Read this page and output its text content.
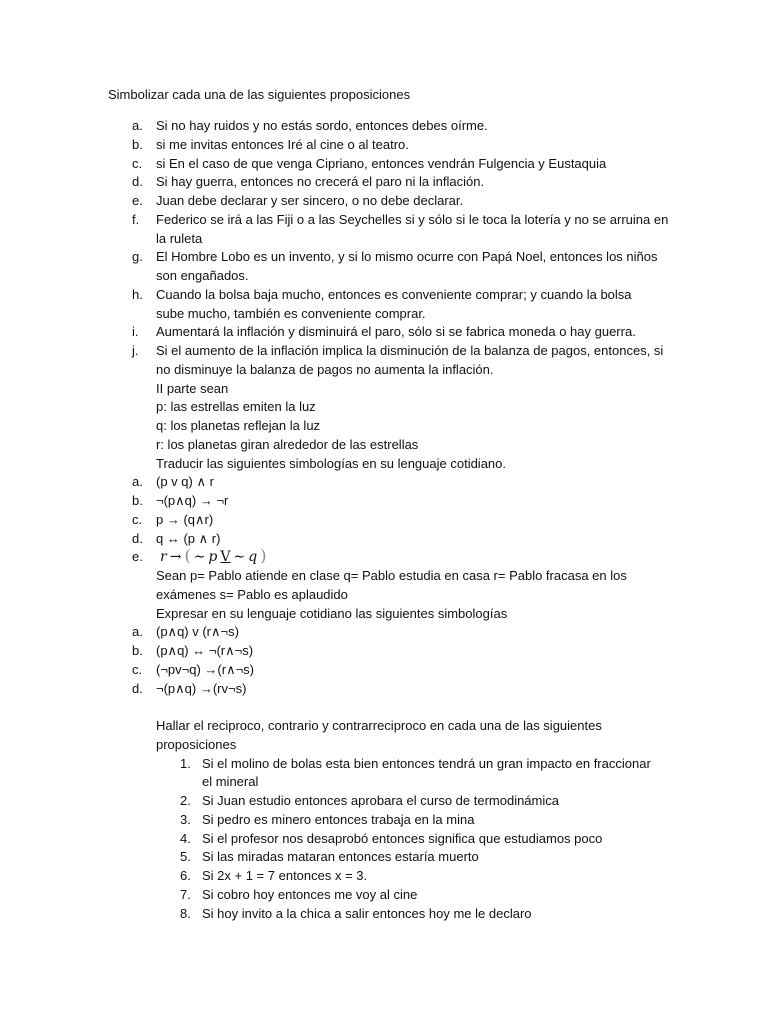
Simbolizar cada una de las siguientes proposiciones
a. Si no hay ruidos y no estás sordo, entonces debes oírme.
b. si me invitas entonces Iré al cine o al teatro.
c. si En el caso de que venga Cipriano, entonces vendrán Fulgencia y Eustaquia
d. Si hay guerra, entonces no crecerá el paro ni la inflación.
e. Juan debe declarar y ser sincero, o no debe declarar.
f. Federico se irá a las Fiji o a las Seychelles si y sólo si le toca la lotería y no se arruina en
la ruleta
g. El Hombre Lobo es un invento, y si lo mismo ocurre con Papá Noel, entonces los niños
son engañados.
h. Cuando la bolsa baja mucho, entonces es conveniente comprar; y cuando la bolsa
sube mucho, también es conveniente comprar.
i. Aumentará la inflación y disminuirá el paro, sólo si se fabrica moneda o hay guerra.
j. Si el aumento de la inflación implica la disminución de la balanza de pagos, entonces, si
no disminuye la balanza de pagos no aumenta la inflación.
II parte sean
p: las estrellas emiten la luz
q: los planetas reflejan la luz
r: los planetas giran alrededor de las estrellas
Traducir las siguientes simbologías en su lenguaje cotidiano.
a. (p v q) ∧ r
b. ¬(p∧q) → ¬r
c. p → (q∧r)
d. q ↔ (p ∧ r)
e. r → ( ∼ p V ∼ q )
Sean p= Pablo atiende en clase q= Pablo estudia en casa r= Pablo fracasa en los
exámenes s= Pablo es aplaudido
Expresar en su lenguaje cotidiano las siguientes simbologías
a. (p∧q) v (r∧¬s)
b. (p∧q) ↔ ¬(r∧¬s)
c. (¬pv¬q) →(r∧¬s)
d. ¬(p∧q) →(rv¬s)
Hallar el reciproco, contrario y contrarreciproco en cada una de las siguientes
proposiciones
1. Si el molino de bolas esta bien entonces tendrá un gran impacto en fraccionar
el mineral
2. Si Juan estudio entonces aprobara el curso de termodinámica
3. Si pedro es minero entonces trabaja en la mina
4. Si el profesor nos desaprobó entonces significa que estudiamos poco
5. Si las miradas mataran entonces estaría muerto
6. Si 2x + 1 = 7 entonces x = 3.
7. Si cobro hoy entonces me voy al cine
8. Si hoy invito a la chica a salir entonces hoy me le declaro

=-=-=

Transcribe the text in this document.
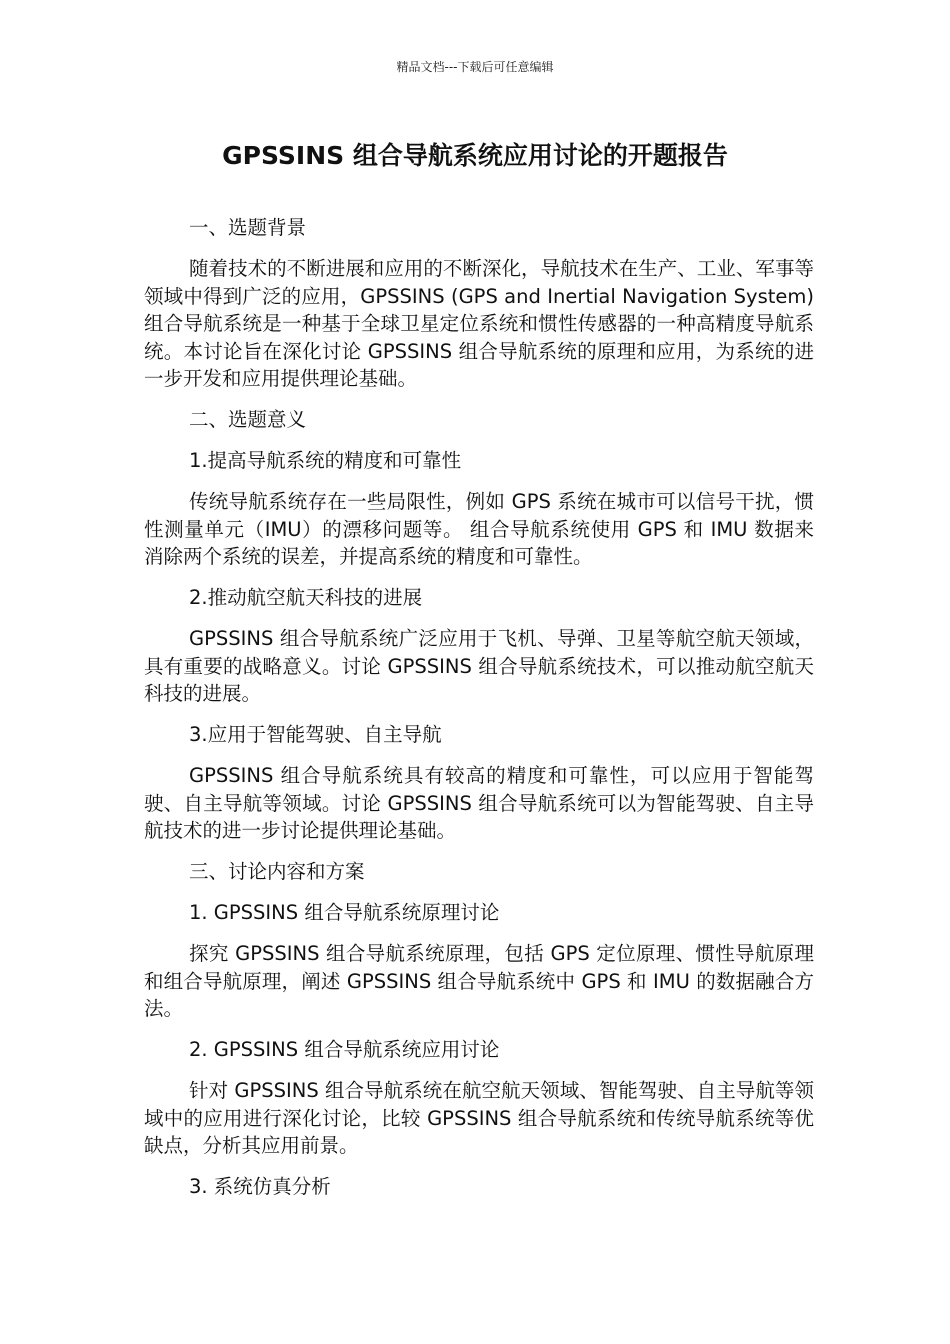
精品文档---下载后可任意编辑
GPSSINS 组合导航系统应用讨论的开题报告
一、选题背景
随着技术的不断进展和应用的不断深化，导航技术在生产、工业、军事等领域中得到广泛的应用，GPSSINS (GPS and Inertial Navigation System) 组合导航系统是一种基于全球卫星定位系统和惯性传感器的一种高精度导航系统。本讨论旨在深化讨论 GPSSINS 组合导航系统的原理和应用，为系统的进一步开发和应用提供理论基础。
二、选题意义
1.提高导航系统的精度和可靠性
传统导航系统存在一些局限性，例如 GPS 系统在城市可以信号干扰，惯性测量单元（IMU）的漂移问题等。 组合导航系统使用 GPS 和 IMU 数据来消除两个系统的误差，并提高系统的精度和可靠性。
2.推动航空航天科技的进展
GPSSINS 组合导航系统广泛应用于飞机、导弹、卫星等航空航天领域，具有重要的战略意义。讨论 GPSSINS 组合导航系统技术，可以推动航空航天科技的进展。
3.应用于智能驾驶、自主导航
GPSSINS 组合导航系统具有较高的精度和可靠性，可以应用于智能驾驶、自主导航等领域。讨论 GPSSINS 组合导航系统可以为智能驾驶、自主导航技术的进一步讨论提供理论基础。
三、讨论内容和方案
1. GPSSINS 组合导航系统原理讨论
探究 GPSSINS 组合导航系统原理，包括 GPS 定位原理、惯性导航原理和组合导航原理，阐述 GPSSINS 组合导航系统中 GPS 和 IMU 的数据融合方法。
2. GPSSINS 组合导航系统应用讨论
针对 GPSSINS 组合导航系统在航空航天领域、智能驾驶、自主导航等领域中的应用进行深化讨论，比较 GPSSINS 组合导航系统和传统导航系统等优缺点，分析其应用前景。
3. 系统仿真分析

=-=-=

#### Task goal:
Pick out all lines from the data above in which the word "pagos" appears.

#### Solution to the problem:
j. Si el aumento de la inflación implica la disminución de la balanza de pagos, entonces, si
no disminuye la balanza de pagos no aumenta la inflación.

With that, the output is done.